EXTRACTED TEXT:
══════

Feel. Deal. Heal.

I was in the midst of a very difficult time living in Los Angeles which left me feeling like many of my dreams had been taken away. It was as if the ground had opened up and had stolen so many things that I had worked so hard for. I lost a good-paying job, a long-term relationship, a new home I created with my ex and I felt my hope slipping away. It was nearly impossible for me not to focus on what was gone. I felt I had little to look forward to. I started to feel myself slipping down onto the broken pieces of my life.

Trying not to fall further down, I reached for people, experiences and things that I thought would make me feel better but I was wasn’t choosing wisely. I spent several weeks like this, running toward distractions and anything to keep myself from dealing with my pain. I filled my life with so much junk, entertainment and too much company. None of it felt fulfilling.  Just a temporary way of occupying my mind. I’m not proud of this time in my life or the bad decisions during this period of time. I have apologized to those I hurt unintentionally by seeming emotionally available and for my obnoxious behavior… I cringe just thinking about it because it’s not at all like the man I aspire and I’m working to become.

══════

LISTED RECORDS:
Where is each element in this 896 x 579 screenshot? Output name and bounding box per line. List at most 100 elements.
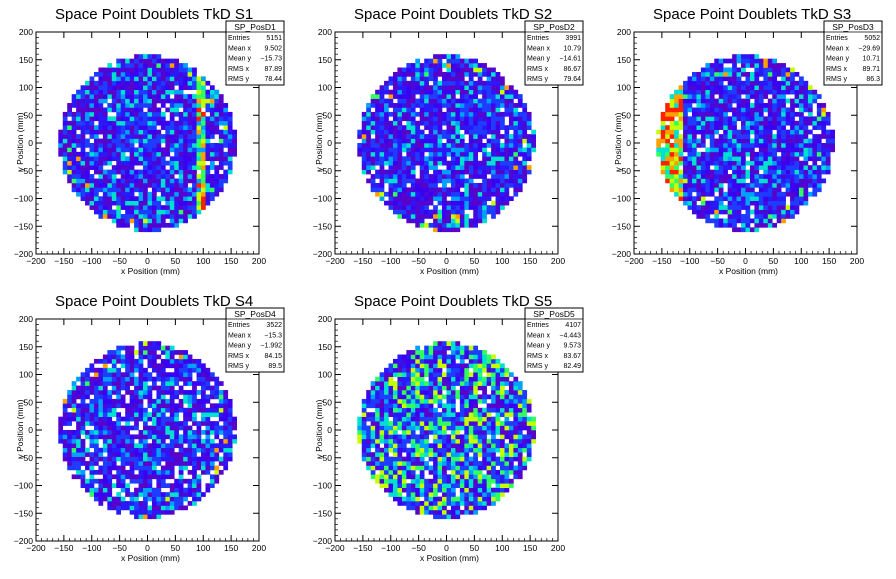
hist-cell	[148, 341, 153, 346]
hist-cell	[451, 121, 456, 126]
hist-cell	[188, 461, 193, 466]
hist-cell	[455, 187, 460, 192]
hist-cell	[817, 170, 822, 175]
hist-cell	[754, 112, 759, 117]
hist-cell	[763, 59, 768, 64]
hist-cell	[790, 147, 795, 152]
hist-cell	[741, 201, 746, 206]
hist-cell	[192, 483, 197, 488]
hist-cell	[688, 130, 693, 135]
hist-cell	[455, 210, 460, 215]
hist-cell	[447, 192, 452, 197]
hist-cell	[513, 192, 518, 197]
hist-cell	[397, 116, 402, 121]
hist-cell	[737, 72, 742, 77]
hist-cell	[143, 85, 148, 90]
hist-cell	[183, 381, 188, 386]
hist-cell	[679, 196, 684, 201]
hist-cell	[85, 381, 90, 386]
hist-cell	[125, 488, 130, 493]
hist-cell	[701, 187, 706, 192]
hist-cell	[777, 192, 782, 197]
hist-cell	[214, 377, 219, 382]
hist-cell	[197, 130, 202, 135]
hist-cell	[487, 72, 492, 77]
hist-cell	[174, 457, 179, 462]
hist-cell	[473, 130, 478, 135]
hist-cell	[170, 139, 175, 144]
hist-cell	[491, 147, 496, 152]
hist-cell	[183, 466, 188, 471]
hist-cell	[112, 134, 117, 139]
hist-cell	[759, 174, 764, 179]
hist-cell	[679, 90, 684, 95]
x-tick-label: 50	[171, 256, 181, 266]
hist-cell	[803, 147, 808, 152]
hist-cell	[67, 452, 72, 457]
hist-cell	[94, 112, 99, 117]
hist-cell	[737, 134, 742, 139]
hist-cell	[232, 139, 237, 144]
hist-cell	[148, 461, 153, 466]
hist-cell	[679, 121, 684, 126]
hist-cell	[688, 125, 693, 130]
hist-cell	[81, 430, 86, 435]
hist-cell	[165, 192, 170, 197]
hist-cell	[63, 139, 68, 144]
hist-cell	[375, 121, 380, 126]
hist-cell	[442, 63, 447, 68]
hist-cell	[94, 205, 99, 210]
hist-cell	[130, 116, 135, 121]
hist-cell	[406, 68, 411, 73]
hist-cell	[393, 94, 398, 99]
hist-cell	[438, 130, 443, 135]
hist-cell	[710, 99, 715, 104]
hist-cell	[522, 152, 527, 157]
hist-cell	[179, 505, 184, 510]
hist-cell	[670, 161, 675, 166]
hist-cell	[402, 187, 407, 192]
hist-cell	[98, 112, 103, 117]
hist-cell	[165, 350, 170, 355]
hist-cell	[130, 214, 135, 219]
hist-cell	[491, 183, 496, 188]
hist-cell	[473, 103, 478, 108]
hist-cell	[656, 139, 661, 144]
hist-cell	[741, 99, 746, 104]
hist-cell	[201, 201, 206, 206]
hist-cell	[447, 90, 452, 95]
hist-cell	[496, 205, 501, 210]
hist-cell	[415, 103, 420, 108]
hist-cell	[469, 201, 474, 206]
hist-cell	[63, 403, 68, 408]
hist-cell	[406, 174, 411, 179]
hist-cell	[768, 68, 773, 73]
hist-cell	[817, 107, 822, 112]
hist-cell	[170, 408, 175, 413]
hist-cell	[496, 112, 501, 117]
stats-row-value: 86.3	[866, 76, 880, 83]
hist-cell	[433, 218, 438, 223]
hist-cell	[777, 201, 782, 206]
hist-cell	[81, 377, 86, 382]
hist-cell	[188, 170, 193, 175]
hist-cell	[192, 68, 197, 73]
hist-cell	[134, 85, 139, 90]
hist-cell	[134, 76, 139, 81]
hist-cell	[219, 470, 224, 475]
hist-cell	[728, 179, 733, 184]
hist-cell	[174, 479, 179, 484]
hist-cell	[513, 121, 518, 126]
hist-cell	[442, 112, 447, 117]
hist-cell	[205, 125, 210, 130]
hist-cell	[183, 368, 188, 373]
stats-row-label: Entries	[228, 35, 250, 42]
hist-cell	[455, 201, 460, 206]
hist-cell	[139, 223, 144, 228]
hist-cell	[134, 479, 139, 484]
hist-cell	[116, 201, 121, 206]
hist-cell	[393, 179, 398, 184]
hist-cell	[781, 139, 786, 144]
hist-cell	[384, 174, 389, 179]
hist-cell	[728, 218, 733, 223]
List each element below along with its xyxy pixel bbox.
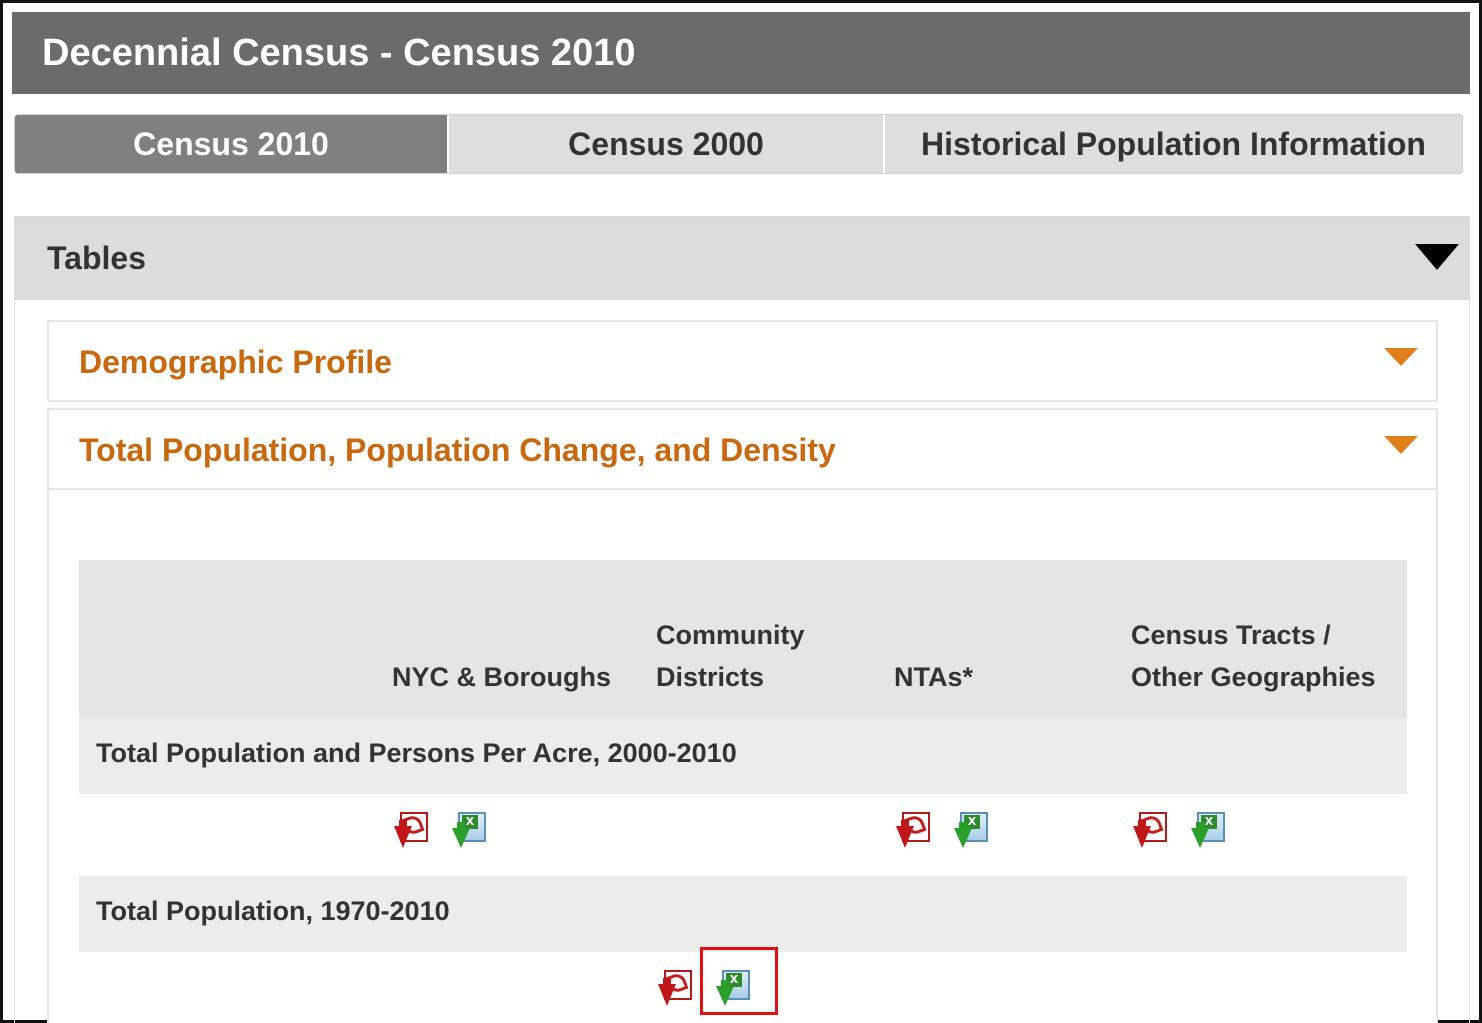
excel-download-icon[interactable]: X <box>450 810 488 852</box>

══════

GIVEN TASK: Rewrite the "Feel. Deal. Heal." essay from "Trying not to" to "working to become.", renaming "distractions" as "diversions".

RESULT FOR THIS EXERCISE:
Trying not to fall further down, I reached for people, experiences and things that I thought would make me feel better but I was wasn’t choosing wisely. I spent several weeks like this, running toward diversions and anything to keep myself from dealing with my pain. I filled my life with so much junk, entertainment and too much company. None of it felt fulfilling.  Just a temporary way of occupying my mind. I’m not proud of this time in my life or the bad decisions during this period of time. I have apologized to those I hurt unintentionally by seeming emotionally available and for my obnoxious behavior… I cringe just thinking about it because it’s not at all like the man I aspire and I’m working to become.